__Exercise objective__:
The entries below need to be written out exactly, with no pictures included.

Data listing
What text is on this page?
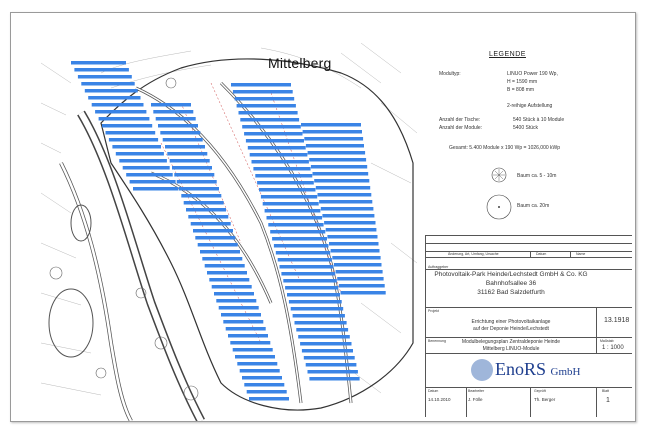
Mittelberg
LEGENDE
Modultyp:	LINUO Power 190 Wp,
H = 1590 mm
B = 808 mm
2-reihige Aufstellung
Anzahl der Tische:	540 Stück à 10 Module
Anzahl der Module:	5400 Stück
Gesamt: 5.400 Module x 190 Wp = 1026,000 kWp
Baum ca. 5 - 10m
Baum ca. 20m
Änderung, Art, Umfang, Ursache	Datum	Name
Auftraggeber
Photovoltaik-Park Heinde/Lechstedt GmbH & Co. KG
Bahnhofsallee 36
31162 Bad Salzdetfurth
Projekt
Errichtung einer Photovoltaikanlage
auf der Deponie Heinde/Lechstedt
13.1918
Benennung	Modulbelegungsplan Zentraldeponie Heinde
Mittelberg LINUO-Module
Maßstab
1 : 1000
Datum
14.10.2010
Bearbeiter
J. Fölle
Geprüft
Th. Berger
Blatt
1
EnoRS GmbH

__Answer to this exercise__:
What text is on this page?
Mittelberg
LEGENDE
Modultyp:	LINUO Power 190 Wp,
H = 1590 mm
B = 808 mm
2-reihige Aufstellung
Anzahl der Tische:	540 Stück à 10 Module
Anzahl der Module:	5400 Stück
Gesamt: 5.400 Module x 190 Wp = 1026,000 kWp
Baum ca. 5 - 10m
Baum ca. 20m
Änderung, Art, Umfang, Ursache	Datum	Name
Auftraggeber
Photovoltaik-Park Heinde/Lechstedt GmbH & Co. KG
Bahnhofsallee 36
31162 Bad Salzdetfurth
Projekt
Errichtung einer Photovoltaikanlage
auf der Deponie Heinde/Lechstedt
13.1918
Benennung	Modulbelegungsplan Zentraldeponie Heinde
Mittelberg LINUO-Module
Maßstab
1 : 1000
Datum
14.10.2010
Bearbeiter
J. Fölle
Geprüft
Th. Berger
Blatt
1
EnoRS GmbH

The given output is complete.